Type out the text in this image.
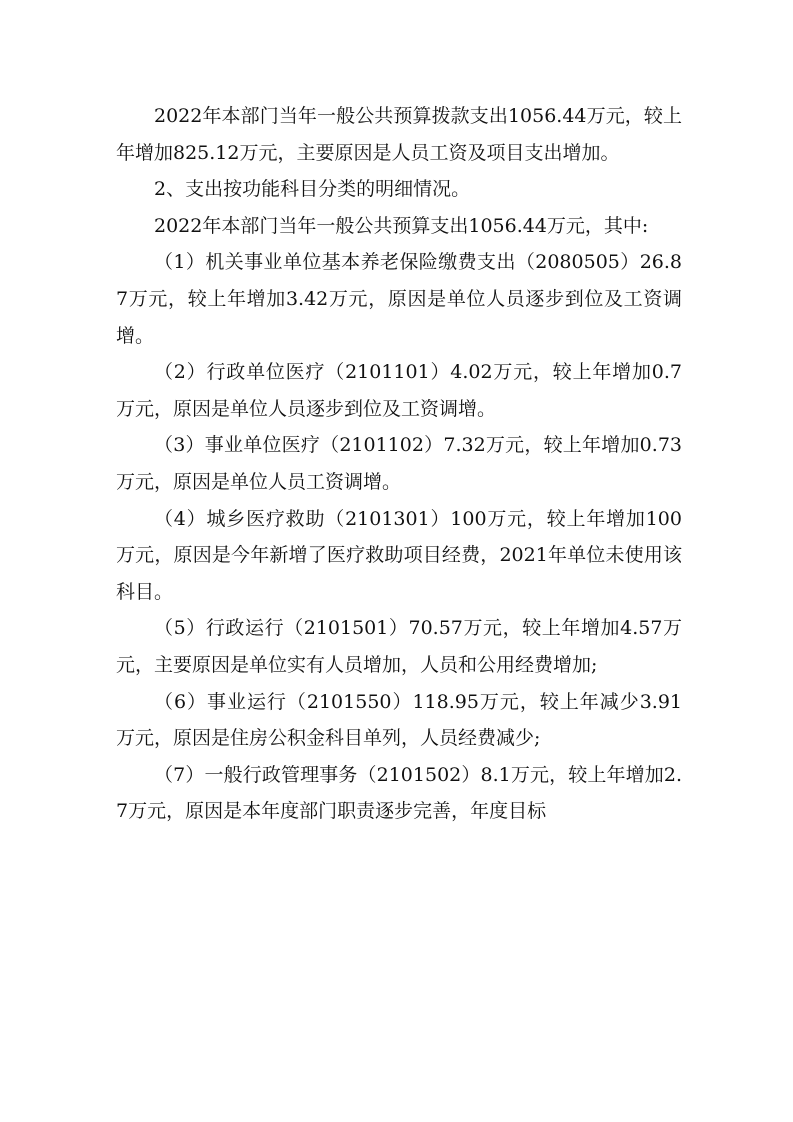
2022年本部门当年一般公共预算拨款支出1056.44万元，较上年增加825.12万元，主要原因是人员工资及项目支出增加。

2、支出按功能科目分类的明细情况。

2022年本部门当年一般公共预算支出1056.44万元，其中:

（1）机关事业单位基本养老保险缴费支出（2080505）26.87万元，较上年增加3.42万元，原因是单位人员逐步到位及工资调增。

（2）行政单位医疗（2101101）4.02万元，较上年增加0.7万元，原因是单位人员逐步到位及工资调增。

（3）事业单位医疗（2101102）7.32万元，较上年增加0.73万元，原因是单位人员工资调增。

（4）城乡医疗救助（2101301）100万元，较上年增加100万元，原因是今年新增了医疗救助项目经费，2021年单位未使用该科目。

（5）行政运行（2101501）70.57万元，较上年增加4.57万元，主要原因是单位实有人员增加，人员和公用经费增加;

（6）事业运行（2101550）118.95万元，较上年减少3.91万元，原因是住房公积金科目单列，人员经费减少;

（7）一般行政管理事务（2101502）8.1万元，较上年增加2.7万元，原因是本年度部门职责逐步完善，年度目标
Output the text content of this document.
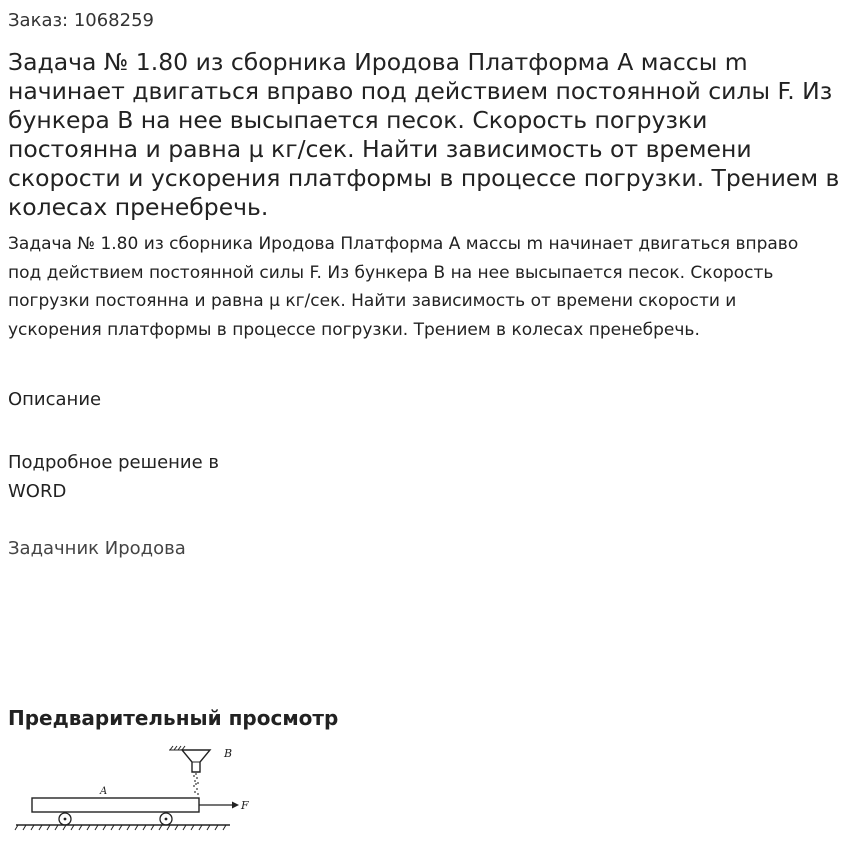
Заказ: 1068259
Задача № 1.80 из сборника Иродова Платформа А массы m начинает двигаться вправо под действием постоянной силы F. Из бункера В на нее высыпается песок. Скорость погрузки постоянна и равна µ кг/сек. Найти зависимость от времени скорости и ускорения платформы в процессе погрузки. Трением в колесах пренебречь.
Задача № 1.80 из сборника Иродова Платформа А массы m начинает двигаться вправо под действием постоянной силы F. Из бункера В на нее высыпается песок. Скорость погрузки постоянна и равна µ кг/сек. Найти зависимость от времени скорости и ускорения платформы в процессе погрузки. Трением в колесах пренебречь.
Описание
Подробное решение в WORD
Задачник Иродова
Предварительный просмотр
B
A
F
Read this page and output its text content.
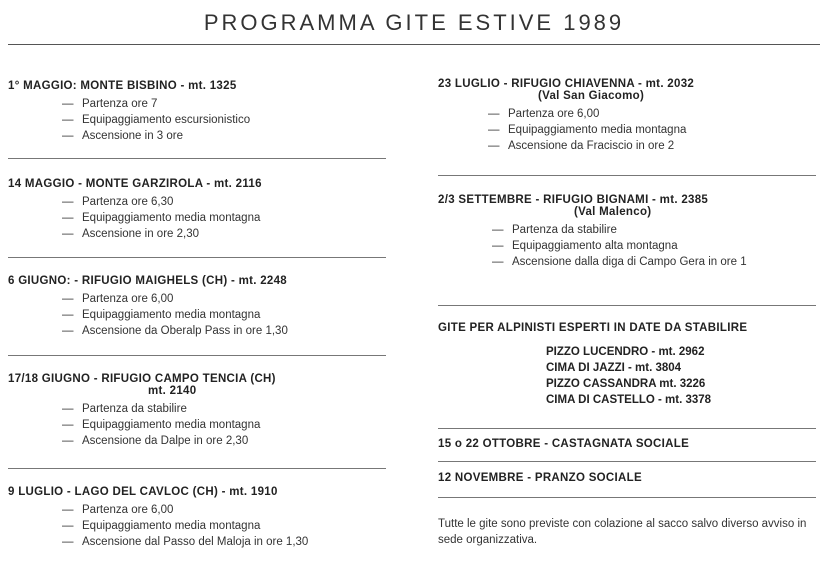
PROGRAMMA GITE ESTIVE 1989
1° MAGGIO: MONTE BISBINO - mt. 1325
— Partenza ore 7
— Equipaggiamento escursionistico
— Ascensione in 3 ore
14 MAGGIO - MONTE GARZIROLA - mt. 2116
— Partenza ore 6,30
— Equipaggiamento media montagna
— Ascensione in ore 2,30
6 GIUGNO: - RIFUGIO MAIGHELS (CH) - mt. 2248
— Partenza ore 6,00
— Equipaggiamento media montagna
— Ascensione da Oberalp Pass in ore 1,30
17/18 GIUGNO - RIFUGIO CAMPO TENCIA (CH)
mt. 2140
— Partenza da stabilire
— Equipaggiamento media montagna
— Ascensione da Dalpe in ore 2,30
9 LUGLIO - LAGO DEL CAVLOC (CH) - mt. 1910
— Partenza ore 6,00
— Equipaggiamento media montagna
— Ascensione dal Passo del Maloja in ore 1,30
23 LUGLIO - RIFUGIO CHIAVENNA - mt. 2032
(Val San Giacomo)
— Partenza ore 6,00
— Equipaggiamento media montagna
— Ascensione da Fraciscio in ore 2
2/3 SETTEMBRE - RIFUGIO BIGNAMI - mt. 2385
(Val Malenco)
— Partenza da stabilire
— Equipaggiamento alta montagna
— Ascensione dalla diga di Campo Gera in ore 1
GITE PER ALPINISTI ESPERTI IN DATE DA STABILIRE
PIZZO LUCENDRO - mt. 2962
CIMA DI JAZZI - mt. 3804
PIZZO CASSANDRA mt. 3226
CIMA DI CASTELLO - mt. 3378
15 o 22 OTTOBRE - CASTAGNATA SOCIALE
12 NOVEMBRE - PRANZO SOCIALE
Tutte le gite sono previste con colazione al sacco salvo diverso avviso in sede organizzativa.
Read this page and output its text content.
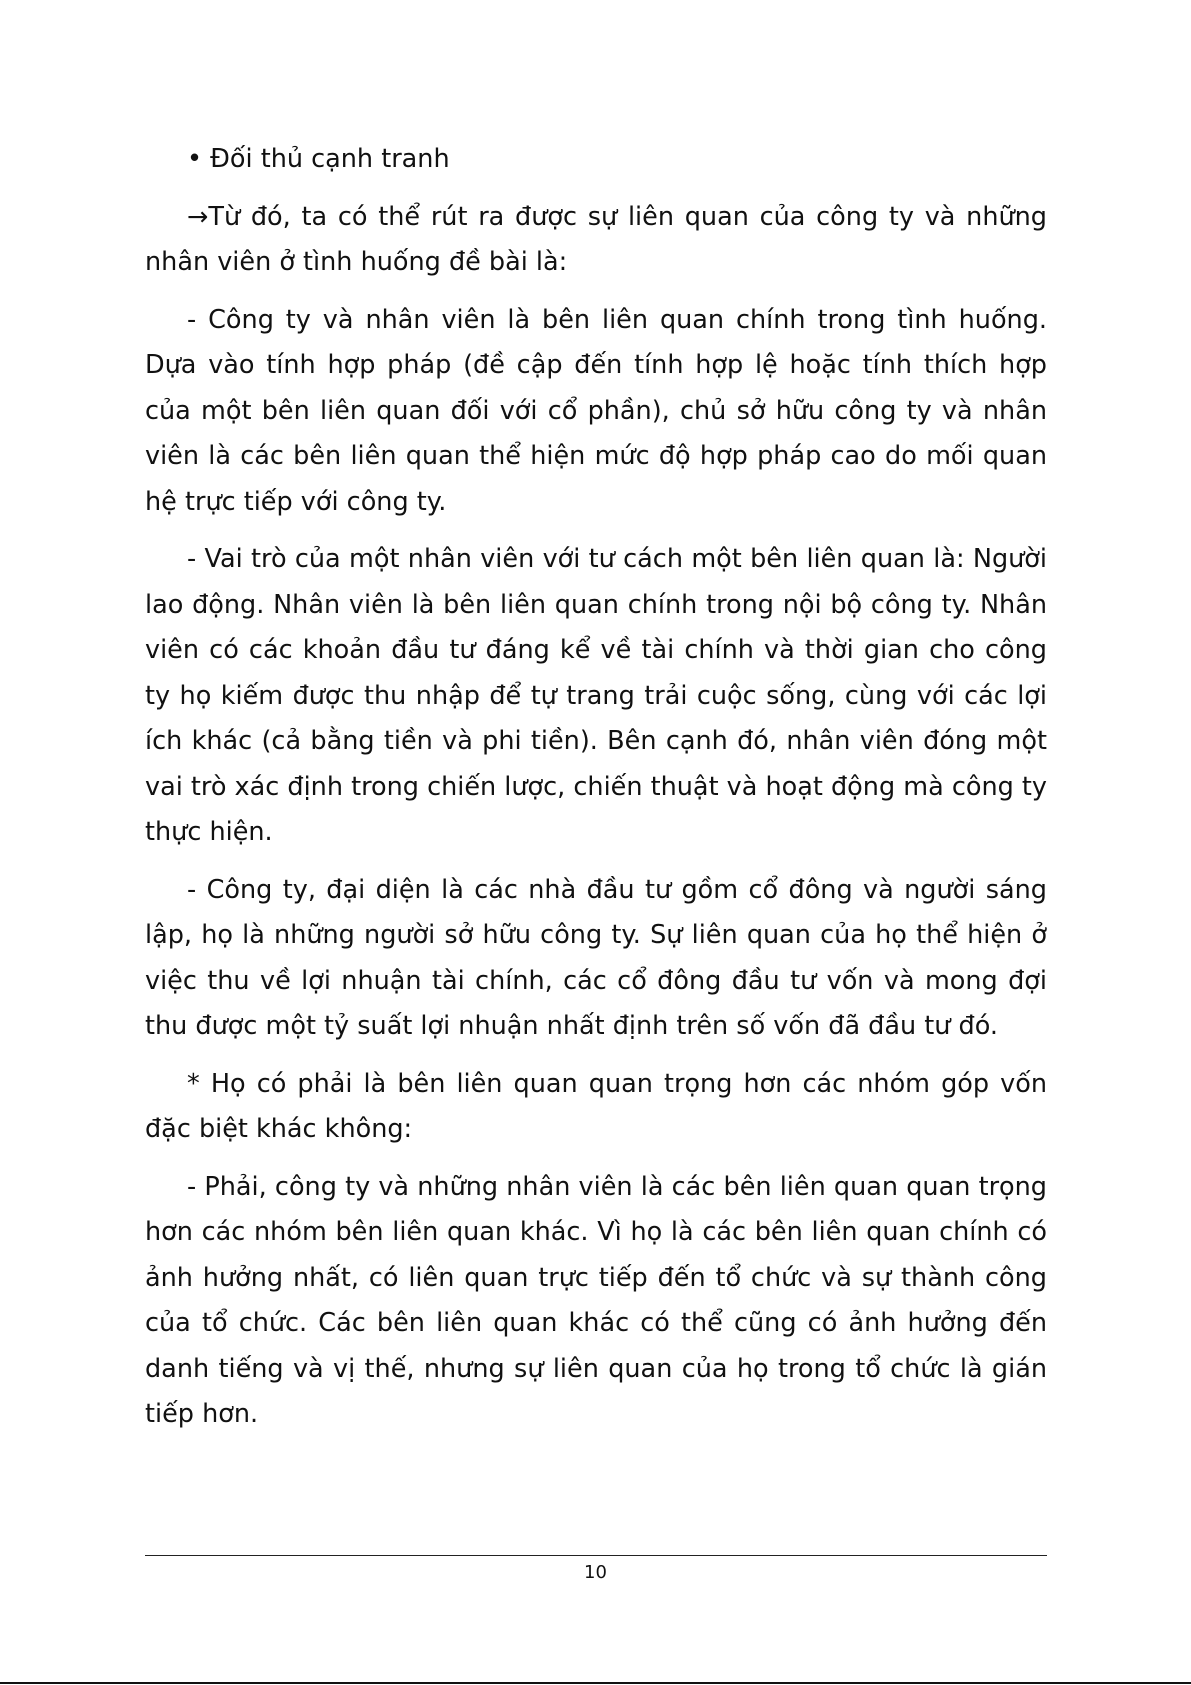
• Đối thủ cạnh tranh

→Từ đó, ta có thể rút ra được sự liên quan của công ty và những nhân viên ở tình huống đề bài là:

- Công ty và nhân viên là bên liên quan chính trong tình huống. Dựa vào tính hợp pháp (đề cập đến tính hợp lệ hoặc tính thích hợp của một bên liên quan đối với cổ phần), chủ sở hữu công ty và nhân viên là các bên liên quan thể hiện mức độ hợp pháp cao do mối quan hệ trực tiếp với công ty.

- Vai trò của một nhân viên với tư cách một bên liên quan là: Người lao động. Nhân viên là bên liên quan chính trong nội bộ công ty. Nhân viên có các khoản đầu tư đáng kể về tài chính và thời gian cho công ty họ kiếm được thu nhập để tự trang trải cuộc sống, cùng với các lợi ích khác (cả bằng tiền và phi tiền). Bên cạnh đó, nhân viên đóng một vai trò xác định trong chiến lược, chiến thuật và hoạt động mà công ty thực hiện.

- Công ty, đại diện là các nhà đầu tư gồm cổ đông và người sáng lập, họ là những người sở hữu công ty. Sự liên quan của họ thể hiện ở việc thu về lợi nhuận tài chính, các cổ đông đầu tư vốn và mong đợi thu được một tỷ suất lợi nhuận nhất định trên số vốn đã đầu tư đó.

* Họ có phải là bên liên quan quan trọng hơn các nhóm góp vốn đặc biệt khác không:

- Phải, công ty và những nhân viên là các bên liên quan quan trọng hơn các nhóm bên liên quan khác. Vì họ là các bên liên quan chính có ảnh hưởng nhất, có liên quan trực tiếp đến tổ chức và sự thành công của tổ chức. Các bên liên quan khác có thể cũng có ảnh hưởng đến danh tiếng và vị thế, nhưng sự liên quan của họ trong tổ chức là gián tiếp hơn.

10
- - - - - - -
* [Exercise]:
Copy all the entries word for word. Omit any pictures.

* [Task solution]:
Type out the text in this image.
2022年本部门当年一般公共预算拨款支出1056.44万元，较上年增加825.12万元，主要原因是人员工资及项目支出增加。

2、支出按功能科目分类的明细情况。

2022年本部门当年一般公共预算支出1056.44万元，其中:

（1）机关事业单位基本养老保险缴费支出（2080505）26.87万元，较上年增加3.42万元，原因是单位人员逐步到位及工资调增。

（2）行政单位医疗（2101101）4.02万元，较上年增加0.7万元，原因是单位人员逐步到位及工资调增。

（3）事业单位医疗（2101102）7.32万元，较上年增加0.73万元，原因是单位人员工资调增。

（4）城乡医疗救助（2101301）100万元，较上年增加100万元，原因是今年新增了医疗救助项目经费，2021年单位未使用该科目。

（5）行政运行（2101501）70.57万元，较上年增加4.57万元，主要原因是单位实有人员增加，人员和公用经费增加;

（6）事业运行（2101550）118.95万元，较上年减少3.91万元，原因是住房公积金科目单列，人员经费减少;

（7）一般行政管理事务（2101502）8.1万元，较上年增加2.7万元，原因是本年度部门职责逐步完善，年度目标
Output the text content of this document.
Заказ: 1068259
Задача № 1.80 из сборника Иродова Платформа А массы m начинает двигаться вправо под действием постоянной силы F. Из бункера В на нее высыпается песок. Скорость погрузки постоянна и равна µ кг/сек. Найти зависимость от времени скорости и ускорения платформы в процессе погрузки. Трением в колесах пренебречь.
Задача № 1.80 из сборника Иродова Платформа А массы m начинает двигаться вправо под действием постоянной силы F. Из бункера В на нее высыпается песок. Скорость погрузки постоянна и равна µ кг/сек. Найти зависимость от времени скорости и ускорения платформы в процессе погрузки. Трением в колесах пренебречь.
Описание
Подробное решение в WORD
Задачник Иродова
Предварительный просмотр
B
A
F
Read this page and output its text content.
PROGRAMMA GITE ESTIVE 1989
1° MAGGIO: MONTE BISBINO - mt. 1325
— Partenza ore 7
— Equipaggiamento escursionistico
— Ascensione in 3 ore
14 MAGGIO - MONTE GARZIROLA - mt. 2116
— Partenza ore 6,30
— Equipaggiamento media montagna
— Ascensione in ore 2,30
6 GIUGNO: - RIFUGIO MAIGHELS (CH) - mt. 2248
— Partenza ore 6,00
— Equipaggiamento media montagna
— Ascensione da Oberalp Pass in ore 1,30
17/18 GIUGNO - RIFUGIO CAMPO TENCIA (CH)
mt. 2140
— Partenza da stabilire
— Equipaggiamento media montagna
— Ascensione da Dalpe in ore 2,30
9 LUGLIO - LAGO DEL CAVLOC (CH) - mt. 1910
— Partenza ore 6,00
— Equipaggiamento media montagna
— Ascensione dal Passo del Maloja in ore 1,30
23 LUGLIO - RIFUGIO CHIAVENNA - mt. 2032
(Val San Giacomo)
— Partenza ore 6,00
— Equipaggiamento media montagna
— Ascensione da Fraciscio in ore 2
2/3 SETTEMBRE - RIFUGIO BIGNAMI - mt. 2385
(Val Malenco)
— Partenza da stabilire
— Equipaggiamento alta montagna
— Ascensione dalla diga di Campo Gera in ore 1
GITE PER ALPINISTI ESPERTI IN DATE DA STABILIRE
PIZZO LUCENDRO - mt. 2962
CIMA DI JAZZI - mt. 3804
PIZZO CASSANDRA mt. 3226
CIMA DI CASTELLO - mt. 3378
15 o 22 OTTOBRE - CASTAGNATA SOCIALE
12 NOVEMBRE - PRANZO SOCIALE
Tutte le gite sono previste con colazione al sacco salvo diverso avviso in sede organizzativa.
Read this page and output its text content.
• Đối thủ cạnh tranh

→Từ đó, ta có thể rút ra được sự liên quan của công ty và những nhân viên ở tình huống đề bài là:

- Công ty và nhân viên là bên liên quan chính trong tình huống. Dựa vào tính hợp pháp (đề cập đến tính hợp lệ hoặc tính thích hợp của một bên liên quan đối với cổ phần), chủ sở hữu công ty và nhân viên là các bên liên quan thể hiện mức độ hợp pháp cao do mối quan hệ trực tiếp với công ty.

- Vai trò của một nhân viên với tư cách một bên liên quan là: Người lao động. Nhân viên là bên liên quan chính trong nội bộ công ty. Nhân viên có các khoản đầu tư đáng kể về tài chính và thời gian cho công ty họ kiếm được thu nhập để tự trang trải cuộc sống, cùng với các lợi ích khác (cả bằng tiền và phi tiền). Bên cạnh đó, nhân viên đóng một vai trò xác định trong chiến lược, chiến thuật và hoạt động mà công ty thực hiện.

- Công ty, đại diện là các nhà đầu tư gồm cổ đông và người sáng lập, họ là những người sở hữu công ty. Sự liên quan của họ thể hiện ở việc thu về lợi nhuận tài chính, các cổ đông đầu tư vốn và mong đợi thu được một tỷ suất lợi nhuận nhất định trên số vốn đã đầu tư đó.

* Họ có phải là bên liên quan quan trọng hơn các nhóm góp vốn đặc biệt khác không:

- Phải, công ty và những nhân viên là các bên liên quan quan trọng hơn các nhóm bên liên quan khác. Vì họ là các bên liên quan chính có ảnh hưởng nhất, có liên quan trực tiếp đến tổ chức và sự thành công của tổ chức. Các bên liên quan khác có thể cũng có ảnh hưởng đến danh tiếng và vị thế, nhưng sự liên quan của họ trong tổ chức là gián tiếp hơn.

10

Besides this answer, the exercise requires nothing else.